Dataset records:

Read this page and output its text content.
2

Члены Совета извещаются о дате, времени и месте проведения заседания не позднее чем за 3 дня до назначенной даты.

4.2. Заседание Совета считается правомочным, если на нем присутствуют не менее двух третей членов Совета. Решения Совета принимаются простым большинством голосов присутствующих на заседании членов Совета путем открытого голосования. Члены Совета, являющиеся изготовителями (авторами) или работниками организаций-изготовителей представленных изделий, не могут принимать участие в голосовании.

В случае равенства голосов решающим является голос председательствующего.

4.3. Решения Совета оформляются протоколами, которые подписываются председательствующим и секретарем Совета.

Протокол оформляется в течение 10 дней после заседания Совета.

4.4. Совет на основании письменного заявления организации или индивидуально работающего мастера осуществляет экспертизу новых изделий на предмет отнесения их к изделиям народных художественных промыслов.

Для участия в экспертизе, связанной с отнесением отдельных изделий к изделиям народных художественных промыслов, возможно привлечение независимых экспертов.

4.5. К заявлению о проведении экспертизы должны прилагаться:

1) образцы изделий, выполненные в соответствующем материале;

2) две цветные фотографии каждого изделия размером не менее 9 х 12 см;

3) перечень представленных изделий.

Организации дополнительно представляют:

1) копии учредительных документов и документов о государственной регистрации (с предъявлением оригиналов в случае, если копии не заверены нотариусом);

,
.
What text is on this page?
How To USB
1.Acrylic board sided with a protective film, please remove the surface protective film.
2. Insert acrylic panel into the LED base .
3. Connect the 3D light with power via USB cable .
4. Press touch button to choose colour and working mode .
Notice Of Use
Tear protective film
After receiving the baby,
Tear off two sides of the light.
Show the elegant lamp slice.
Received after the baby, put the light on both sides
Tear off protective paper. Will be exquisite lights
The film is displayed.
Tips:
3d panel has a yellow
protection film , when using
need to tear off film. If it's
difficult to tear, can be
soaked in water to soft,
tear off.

**Exercise requirements**
Gather each line holding the string "заседания".

**Final result**
Члены Совета извещаются о дате, времени и месте проведения заседания не позднее чем за 3 дня до назначенной даты.
Протокол оформляется в течение 10 дней после заседания Совета.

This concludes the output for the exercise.